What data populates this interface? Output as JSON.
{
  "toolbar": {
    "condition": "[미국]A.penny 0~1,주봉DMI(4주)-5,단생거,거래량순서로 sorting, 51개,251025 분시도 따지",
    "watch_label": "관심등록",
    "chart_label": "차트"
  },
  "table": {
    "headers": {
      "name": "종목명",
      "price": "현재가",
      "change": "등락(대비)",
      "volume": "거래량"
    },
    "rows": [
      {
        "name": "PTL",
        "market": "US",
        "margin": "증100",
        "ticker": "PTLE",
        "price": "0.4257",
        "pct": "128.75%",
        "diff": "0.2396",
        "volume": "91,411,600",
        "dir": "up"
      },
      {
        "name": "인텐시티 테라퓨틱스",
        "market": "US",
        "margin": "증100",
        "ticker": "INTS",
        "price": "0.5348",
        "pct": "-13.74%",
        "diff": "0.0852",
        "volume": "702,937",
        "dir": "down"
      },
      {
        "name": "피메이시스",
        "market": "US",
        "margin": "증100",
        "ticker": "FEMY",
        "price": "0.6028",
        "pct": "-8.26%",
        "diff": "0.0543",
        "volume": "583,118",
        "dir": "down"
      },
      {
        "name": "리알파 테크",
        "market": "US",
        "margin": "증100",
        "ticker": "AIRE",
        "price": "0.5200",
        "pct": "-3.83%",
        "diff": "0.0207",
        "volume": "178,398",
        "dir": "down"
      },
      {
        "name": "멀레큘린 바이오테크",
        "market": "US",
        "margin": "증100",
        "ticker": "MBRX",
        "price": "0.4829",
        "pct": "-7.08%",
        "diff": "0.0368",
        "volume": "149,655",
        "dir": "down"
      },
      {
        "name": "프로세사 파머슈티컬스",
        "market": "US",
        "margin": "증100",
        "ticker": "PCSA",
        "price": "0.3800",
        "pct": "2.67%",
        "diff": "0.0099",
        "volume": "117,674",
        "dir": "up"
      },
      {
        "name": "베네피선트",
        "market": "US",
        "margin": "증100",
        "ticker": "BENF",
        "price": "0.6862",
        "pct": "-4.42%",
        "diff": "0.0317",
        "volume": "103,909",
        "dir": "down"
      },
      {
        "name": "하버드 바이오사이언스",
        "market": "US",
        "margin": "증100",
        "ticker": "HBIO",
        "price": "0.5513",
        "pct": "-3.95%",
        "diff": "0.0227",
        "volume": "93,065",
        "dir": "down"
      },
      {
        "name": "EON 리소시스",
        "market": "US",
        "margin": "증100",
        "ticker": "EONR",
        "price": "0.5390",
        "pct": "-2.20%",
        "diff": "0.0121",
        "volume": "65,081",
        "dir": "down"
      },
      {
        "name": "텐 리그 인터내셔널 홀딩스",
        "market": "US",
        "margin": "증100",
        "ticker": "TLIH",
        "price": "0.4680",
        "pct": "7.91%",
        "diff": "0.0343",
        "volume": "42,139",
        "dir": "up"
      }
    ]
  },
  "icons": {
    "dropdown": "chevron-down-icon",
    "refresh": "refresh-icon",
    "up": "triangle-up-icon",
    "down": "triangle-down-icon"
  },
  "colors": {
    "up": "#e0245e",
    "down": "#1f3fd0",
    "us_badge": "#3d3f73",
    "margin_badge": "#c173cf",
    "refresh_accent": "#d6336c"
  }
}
========================================================================
◆ **The request**
Can you restate every record above word for word?

◆ **Expected answer**
What data populates this interface? Output as JSON.
{
  "toolbar": {
    "condition": "[미국]A.penny 0~1,주봉DMI(4주)-5,단생거,거래량순서로 sorting, 51개,251025 분시도 따지",
    "watch_label": "관심등록",
    "chart_label": "차트"
  },
  "table": {
    "headers": {
      "name": "종목명",
      "price": "현재가",
      "change": "등락(대비)",
      "volume": "거래량"
    },
    "rows": [
      {
        "name": "PTL",
        "market": "US",
        "margin": "증100",
        "ticker": "PTLE",
        "price": "0.4257",
        "pct": "128.75%",
        "diff": "0.2396",
        "volume": "91,411,600",
        "dir": "up"
      },
      {
        "name": "인텐시티 테라퓨틱스",
        "market": "US",
        "margin": "증100",
        "ticker": "INTS",
        "price": "0.5348",
        "pct": "-13.74%",
        "diff": "0.0852",
        "volume": "702,937",
        "dir": "down"
      },
      {
        "name": "피메이시스",
        "market": "US",
        "margin": "증100",
        "ticker": "FEMY",
        "price": "0.6028",
        "pct": "-8.26%",
        "diff": "0.0543",
        "volume": "583,118",
        "dir": "down"
      },
      {
        "name": "리알파 테크",
        "market": "US",
        "margin": "증100",
        "ticker": "AIRE",
        "price": "0.5200",
        "pct": "-3.83%",
        "diff": "0.0207",
        "volume": "178,398",
        "dir": "down"
      },
      {
        "name": "멀레큘린 바이오테크",
        "market": "US",
        "margin": "증100",
        "ticker": "MBRX",
        "price": "0.4829",
        "pct": "-7.08%",
        "diff": "0.0368",
        "volume": "149,655",
        "dir": "down"
      },
      {
        "name": "프로세사 파머슈티컬스",
        "market": "US",
        "margin": "증100",
        "ticker": "PCSA",
        "price": "0.3800",
        "pct": "2.67%",
        "diff": "0.0099",
        "volume": "117,674",
        "dir": "up"
      },
      {
        "name": "베네피선트",
        "market": "US",
        "margin": "증100",
        "ticker": "BENF",
        "price": "0.6862",
        "pct": "-4.42%",
        "diff": "0.0317",
        "volume": "103,909",
        "dir": "down"
      },
      {
        "name": "하버드 바이오사이언스",
        "market": "US",
        "margin": "증100",
        "ticker": "HBIO",
        "price": "0.5513",
        "pct": "-3.95%",
        "diff": "0.0227",
        "volume": "93,065",
        "dir": "down"
      },
      {
        "name": "EON 리소시스",
        "market": "US",
        "margin": "증100",
        "ticker": "EONR",
        "price": "0.5390",
        "pct": "-2.20%",
        "diff": "0.0121",
        "volume": "65,081",
        "dir": "down"
      },
      {
        "name": "텐 리그 인터내셔널 홀딩스",
        "market": "US",
        "margin": "증100",
        "ticker": "TLIH",
        "price": "0.4680",
        "pct": "7.91%",
        "diff": "0.0343",
        "volume": "42,139",
        "dir": "up"
      }
    ]
  },
  "icons": {
    "dropdown": "chevron-down-icon",
    "refresh": "refresh-icon",
    "up": "triangle-up-icon",
    "down": "triangle-down-icon"
  },
  "colors": {
    "up": "#e0245e",
    "down": "#1f3fd0",
    "us_badge": "#3d3f73",
    "margin_badge": "#c173cf",
    "refresh_accent": "#d6336c"
  }
}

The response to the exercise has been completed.